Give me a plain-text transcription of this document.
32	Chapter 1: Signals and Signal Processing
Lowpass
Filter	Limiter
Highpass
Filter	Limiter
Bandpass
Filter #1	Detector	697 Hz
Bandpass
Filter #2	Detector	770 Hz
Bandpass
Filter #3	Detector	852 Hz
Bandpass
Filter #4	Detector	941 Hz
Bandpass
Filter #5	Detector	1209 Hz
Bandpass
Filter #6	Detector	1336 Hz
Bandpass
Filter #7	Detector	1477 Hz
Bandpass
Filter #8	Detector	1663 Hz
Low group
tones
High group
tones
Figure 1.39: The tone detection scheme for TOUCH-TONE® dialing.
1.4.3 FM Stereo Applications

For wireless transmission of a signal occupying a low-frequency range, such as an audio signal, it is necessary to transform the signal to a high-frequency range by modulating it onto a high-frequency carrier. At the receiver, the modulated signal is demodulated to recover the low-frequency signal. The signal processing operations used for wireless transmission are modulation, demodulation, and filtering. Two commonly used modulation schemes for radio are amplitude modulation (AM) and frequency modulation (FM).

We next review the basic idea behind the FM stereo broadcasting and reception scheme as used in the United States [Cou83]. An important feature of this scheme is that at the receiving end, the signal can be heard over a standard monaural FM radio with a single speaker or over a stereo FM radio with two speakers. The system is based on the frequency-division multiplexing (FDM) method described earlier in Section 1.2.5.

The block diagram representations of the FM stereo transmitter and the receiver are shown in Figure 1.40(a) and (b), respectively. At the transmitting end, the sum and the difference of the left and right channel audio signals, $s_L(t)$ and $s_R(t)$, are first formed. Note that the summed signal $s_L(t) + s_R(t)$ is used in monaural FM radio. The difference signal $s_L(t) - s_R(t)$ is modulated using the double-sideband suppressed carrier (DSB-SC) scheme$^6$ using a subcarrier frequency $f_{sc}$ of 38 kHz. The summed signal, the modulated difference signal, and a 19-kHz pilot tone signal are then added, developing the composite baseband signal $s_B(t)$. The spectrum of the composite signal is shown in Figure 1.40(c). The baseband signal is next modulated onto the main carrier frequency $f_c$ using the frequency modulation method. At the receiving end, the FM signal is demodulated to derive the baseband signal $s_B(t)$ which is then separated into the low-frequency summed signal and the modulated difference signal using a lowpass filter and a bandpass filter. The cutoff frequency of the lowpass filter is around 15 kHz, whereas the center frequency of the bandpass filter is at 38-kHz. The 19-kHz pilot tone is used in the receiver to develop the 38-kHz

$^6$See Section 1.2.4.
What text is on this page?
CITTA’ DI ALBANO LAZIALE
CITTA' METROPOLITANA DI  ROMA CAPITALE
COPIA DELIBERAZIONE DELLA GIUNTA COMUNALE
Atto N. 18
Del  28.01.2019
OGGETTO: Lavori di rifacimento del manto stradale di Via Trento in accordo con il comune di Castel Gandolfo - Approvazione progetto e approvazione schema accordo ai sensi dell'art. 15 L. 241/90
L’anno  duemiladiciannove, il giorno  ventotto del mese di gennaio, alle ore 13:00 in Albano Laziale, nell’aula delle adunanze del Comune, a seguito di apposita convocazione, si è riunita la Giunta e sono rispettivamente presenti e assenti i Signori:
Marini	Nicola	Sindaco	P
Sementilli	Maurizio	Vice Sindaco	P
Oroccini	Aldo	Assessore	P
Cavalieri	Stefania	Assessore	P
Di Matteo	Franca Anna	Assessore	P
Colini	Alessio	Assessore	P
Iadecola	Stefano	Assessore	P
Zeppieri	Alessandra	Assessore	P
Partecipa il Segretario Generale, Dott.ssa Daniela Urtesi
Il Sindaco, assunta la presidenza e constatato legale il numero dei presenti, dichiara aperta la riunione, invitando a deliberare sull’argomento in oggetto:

● WHAT YOU ARE ASKED TO DO:
Take the entries above and transcribe them exactly.

● ANSWER IN FULL:
Give me a plain-text transcription of this document.
32	Chapter 1: Signals and Signal Processing
Lowpass
Filter	Limiter
Highpass
Filter	Limiter
Bandpass
Filter #1	Detector	697 Hz
Bandpass
Filter #2	Detector	770 Hz
Bandpass
Filter #3	Detector	852 Hz
Bandpass
Filter #4	Detector	941 Hz
Bandpass
Filter #5	Detector	1209 Hz
Bandpass
Filter #6	Detector	1336 Hz
Bandpass
Filter #7	Detector	1477 Hz
Bandpass
Filter #8	Detector	1663 Hz
Low group
tones
High group
tones
Figure 1.39: The tone detection scheme for TOUCH-TONE® dialing.
1.4.3 FM Stereo Applications

For wireless transmission of a signal occupying a low-frequency range, such as an audio signal, it is necessary to transform the signal to a high-frequency range by modulating it onto a high-frequency carrier. At the receiver, the modulated signal is demodulated to recover the low-frequency signal. The signal processing operations used for wireless transmission are modulation, demodulation, and filtering. Two commonly used modulation schemes for radio are amplitude modulation (AM) and frequency modulation (FM).

We next review the basic idea behind the FM stereo broadcasting and reception scheme as used in the United States [Cou83]. An important feature of this scheme is that at the receiving end, the signal can be heard over a standard monaural FM radio with a single speaker or over a stereo FM radio with two speakers. The system is based on the frequency-division multiplexing (FDM) method described earlier in Section 1.2.5.

The block diagram representations of the FM stereo transmitter and the receiver are shown in Figure 1.40(a) and (b), respectively. At the transmitting end, the sum and the difference of the left and right channel audio signals, $s_L(t)$ and $s_R(t)$, are first formed. Note that the summed signal $s_L(t) + s_R(t)$ is used in monaural FM radio. The difference signal $s_L(t) - s_R(t)$ is modulated using the double-sideband suppressed carrier (DSB-SC) scheme$^6$ using a subcarrier frequency $f_{sc}$ of 38 kHz. The summed signal, the modulated difference signal, and a 19-kHz pilot tone signal are then added, developing the composite baseband signal $s_B(t)$. The spectrum of the composite signal is shown in Figure 1.40(c). The baseband signal is next modulated onto the main carrier frequency $f_c$ using the frequency modulation method. At the receiving end, the FM signal is demodulated to derive the baseband signal $s_B(t)$ which is then separated into the low-frequency summed signal and the modulated difference signal using a lowpass filter and a bandpass filter. The cutoff frequency of the lowpass filter is around 15 kHz, whereas the center frequency of the bandpass filter is at 38-kHz. The 19-kHz pilot tone is used in the receiver to develop the 38-kHz

$^6$See Section 1.2.4.
What text is on this page?
CITTA’ DI ALBANO LAZIALE
CITTA' METROPOLITANA DI  ROMA CAPITALE
COPIA DELIBERAZIONE DELLA GIUNTA COMUNALE
Atto N. 18
Del  28.01.2019
OGGETTO: Lavori di rifacimento del manto stradale di Via Trento in accordo con il comune di Castel Gandolfo - Approvazione progetto e approvazione schema accordo ai sensi dell'art. 15 L. 241/90
L’anno  duemiladiciannove, il giorno  ventotto del mese di gennaio, alle ore 13:00 in Albano Laziale, nell’aula delle adunanze del Comune, a seguito di apposita convocazione, si è riunita la Giunta e sono rispettivamente presenti e assenti i Signori:
Marini	Nicola	Sindaco	P
Sementilli	Maurizio	Vice Sindaco	P
Oroccini	Aldo	Assessore	P
Cavalieri	Stefania	Assessore	P
Di Matteo	Franca Anna	Assessore	P
Colini	Alessio	Assessore	P
Iadecola	Stefano	Assessore	P
Zeppieri	Alessandra	Assessore	P
Partecipa il Segretario Generale, Dott.ssa Daniela Urtesi
Il Sindaco, assunta la presidenza e constatato legale il numero dei presenti, dichiara aperta la riunione, invitando a deliberare sull’argomento in oggetto:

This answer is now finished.